++++ RECORD EXCERPTS

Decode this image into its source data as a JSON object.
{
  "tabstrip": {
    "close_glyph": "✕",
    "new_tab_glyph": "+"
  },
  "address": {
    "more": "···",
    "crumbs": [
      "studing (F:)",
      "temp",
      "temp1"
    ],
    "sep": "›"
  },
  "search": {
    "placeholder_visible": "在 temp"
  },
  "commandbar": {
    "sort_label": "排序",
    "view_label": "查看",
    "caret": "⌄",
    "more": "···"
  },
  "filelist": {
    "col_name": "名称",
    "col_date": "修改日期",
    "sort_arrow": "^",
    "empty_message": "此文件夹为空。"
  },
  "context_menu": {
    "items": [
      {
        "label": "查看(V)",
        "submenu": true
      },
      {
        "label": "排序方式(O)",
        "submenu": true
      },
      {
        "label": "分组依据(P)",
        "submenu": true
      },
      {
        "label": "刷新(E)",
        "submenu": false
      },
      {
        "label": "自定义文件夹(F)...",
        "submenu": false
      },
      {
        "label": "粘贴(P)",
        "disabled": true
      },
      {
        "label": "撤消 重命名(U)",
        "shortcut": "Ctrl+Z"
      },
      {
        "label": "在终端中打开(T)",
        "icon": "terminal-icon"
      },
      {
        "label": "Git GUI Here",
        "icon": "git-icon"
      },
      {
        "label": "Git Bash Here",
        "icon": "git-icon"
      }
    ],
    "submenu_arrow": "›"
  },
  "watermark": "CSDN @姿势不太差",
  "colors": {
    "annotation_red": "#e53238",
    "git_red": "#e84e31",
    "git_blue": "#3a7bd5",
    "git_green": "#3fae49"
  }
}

++++++++

▶ [INSTRUCTIONS TO FOLLOW]: Type out all of the material again, word for word.

▶ [SOLUTION TO THIS TASK]:
Decode this image into its source data as a JSON object.
{
  "tabstrip": {
    "close_glyph": "✕",
    "new_tab_glyph": "+"
  },
  "address": {
    "more": "···",
    "crumbs": [
      "studing (F:)",
      "temp",
      "temp1"
    ],
    "sep": "›"
  },
  "search": {
    "placeholder_visible": "在 temp"
  },
  "commandbar": {
    "sort_label": "排序",
    "view_label": "查看",
    "caret": "⌄",
    "more": "···"
  },
  "filelist": {
    "col_name": "名称",
    "col_date": "修改日期",
    "sort_arrow": "^",
    "empty_message": "此文件夹为空。"
  },
  "context_menu": {
    "items": [
      {
        "label": "查看(V)",
        "submenu": true
      },
      {
        "label": "排序方式(O)",
        "submenu": true
      },
      {
        "label": "分组依据(P)",
        "submenu": true
      },
      {
        "label": "刷新(E)",
        "submenu": false
      },
      {
        "label": "自定义文件夹(F)...",
        "submenu": false
      },
      {
        "label": "粘贴(P)",
        "disabled": true
      },
      {
        "label": "撤消 重命名(U)",
        "shortcut": "Ctrl+Z"
      },
      {
        "label": "在终端中打开(T)",
        "icon": "terminal-icon"
      },
      {
        "label": "Git GUI Here",
        "icon": "git-icon"
      },
      {
        "label": "Git Bash Here",
        "icon": "git-icon"
      }
    ],
    "submenu_arrow": "›"
  },
  "watermark": "CSDN @姿势不太差",
  "colors": {
    "annotation_red": "#e53238",
    "git_red": "#e84e31",
    "git_blue": "#3a7bd5",
    "git_green": "#3fae49"
  }
}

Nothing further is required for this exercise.